> **Source records**:

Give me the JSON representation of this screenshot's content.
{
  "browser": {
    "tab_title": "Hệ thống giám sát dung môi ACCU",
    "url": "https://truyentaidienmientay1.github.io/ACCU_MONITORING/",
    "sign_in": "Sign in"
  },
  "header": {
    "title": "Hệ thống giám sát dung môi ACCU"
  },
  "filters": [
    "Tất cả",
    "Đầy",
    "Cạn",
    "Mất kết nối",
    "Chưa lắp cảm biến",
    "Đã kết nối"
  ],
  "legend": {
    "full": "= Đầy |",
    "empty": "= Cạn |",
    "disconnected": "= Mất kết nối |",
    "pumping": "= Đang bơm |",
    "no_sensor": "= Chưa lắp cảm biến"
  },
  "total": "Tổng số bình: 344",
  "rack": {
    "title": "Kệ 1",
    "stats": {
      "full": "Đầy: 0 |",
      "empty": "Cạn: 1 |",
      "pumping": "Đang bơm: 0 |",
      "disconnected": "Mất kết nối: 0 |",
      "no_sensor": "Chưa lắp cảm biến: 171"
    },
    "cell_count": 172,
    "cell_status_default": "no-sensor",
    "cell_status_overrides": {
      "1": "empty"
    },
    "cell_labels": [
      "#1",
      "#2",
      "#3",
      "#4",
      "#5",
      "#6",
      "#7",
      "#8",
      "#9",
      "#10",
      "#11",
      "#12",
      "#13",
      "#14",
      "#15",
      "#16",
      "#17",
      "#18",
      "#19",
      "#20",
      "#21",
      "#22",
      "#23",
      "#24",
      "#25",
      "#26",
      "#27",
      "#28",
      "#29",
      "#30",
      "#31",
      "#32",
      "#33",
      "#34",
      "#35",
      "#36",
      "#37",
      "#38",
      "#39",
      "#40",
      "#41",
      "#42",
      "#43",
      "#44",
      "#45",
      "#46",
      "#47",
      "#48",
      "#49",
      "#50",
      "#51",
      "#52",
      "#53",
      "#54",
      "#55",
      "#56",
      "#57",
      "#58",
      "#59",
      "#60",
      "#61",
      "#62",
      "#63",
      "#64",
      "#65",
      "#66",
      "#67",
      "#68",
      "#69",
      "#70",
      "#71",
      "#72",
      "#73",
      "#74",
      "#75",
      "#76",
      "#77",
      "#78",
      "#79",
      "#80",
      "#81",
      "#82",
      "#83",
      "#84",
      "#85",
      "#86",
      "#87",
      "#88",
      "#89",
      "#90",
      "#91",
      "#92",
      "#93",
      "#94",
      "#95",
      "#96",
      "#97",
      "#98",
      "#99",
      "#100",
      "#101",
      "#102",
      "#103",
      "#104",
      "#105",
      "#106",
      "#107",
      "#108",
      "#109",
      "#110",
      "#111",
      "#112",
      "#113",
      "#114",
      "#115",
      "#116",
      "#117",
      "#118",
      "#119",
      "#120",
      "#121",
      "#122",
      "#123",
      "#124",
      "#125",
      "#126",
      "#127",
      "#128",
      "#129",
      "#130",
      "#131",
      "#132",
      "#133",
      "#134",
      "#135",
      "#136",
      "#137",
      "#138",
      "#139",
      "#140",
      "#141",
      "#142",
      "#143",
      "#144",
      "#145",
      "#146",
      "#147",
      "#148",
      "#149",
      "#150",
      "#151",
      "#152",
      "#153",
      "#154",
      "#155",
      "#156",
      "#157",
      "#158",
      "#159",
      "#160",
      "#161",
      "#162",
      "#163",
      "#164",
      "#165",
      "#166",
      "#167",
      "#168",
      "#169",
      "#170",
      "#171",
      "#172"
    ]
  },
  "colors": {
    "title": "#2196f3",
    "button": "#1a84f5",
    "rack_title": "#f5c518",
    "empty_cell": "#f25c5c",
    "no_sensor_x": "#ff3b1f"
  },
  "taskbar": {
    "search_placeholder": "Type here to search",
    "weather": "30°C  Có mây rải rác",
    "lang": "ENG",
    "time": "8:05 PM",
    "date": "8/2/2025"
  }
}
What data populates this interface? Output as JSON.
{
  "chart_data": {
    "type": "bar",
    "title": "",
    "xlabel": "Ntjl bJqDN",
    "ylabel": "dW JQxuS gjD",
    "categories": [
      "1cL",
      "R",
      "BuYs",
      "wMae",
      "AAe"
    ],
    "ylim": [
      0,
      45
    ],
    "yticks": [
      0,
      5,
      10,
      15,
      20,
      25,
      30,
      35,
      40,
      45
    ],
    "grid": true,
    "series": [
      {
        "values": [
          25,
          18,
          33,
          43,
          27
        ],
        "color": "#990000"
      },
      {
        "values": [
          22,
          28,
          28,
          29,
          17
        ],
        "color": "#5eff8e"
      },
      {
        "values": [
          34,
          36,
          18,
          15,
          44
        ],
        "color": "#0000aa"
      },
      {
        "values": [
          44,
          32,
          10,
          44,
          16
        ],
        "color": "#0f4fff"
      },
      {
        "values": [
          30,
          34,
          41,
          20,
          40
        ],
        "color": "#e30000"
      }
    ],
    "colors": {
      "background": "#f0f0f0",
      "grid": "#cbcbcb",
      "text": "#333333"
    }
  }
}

> **Task**:
Reply with one number: the count of lines in the entries that include the word "Chưa".

> **Answer to this task**:
3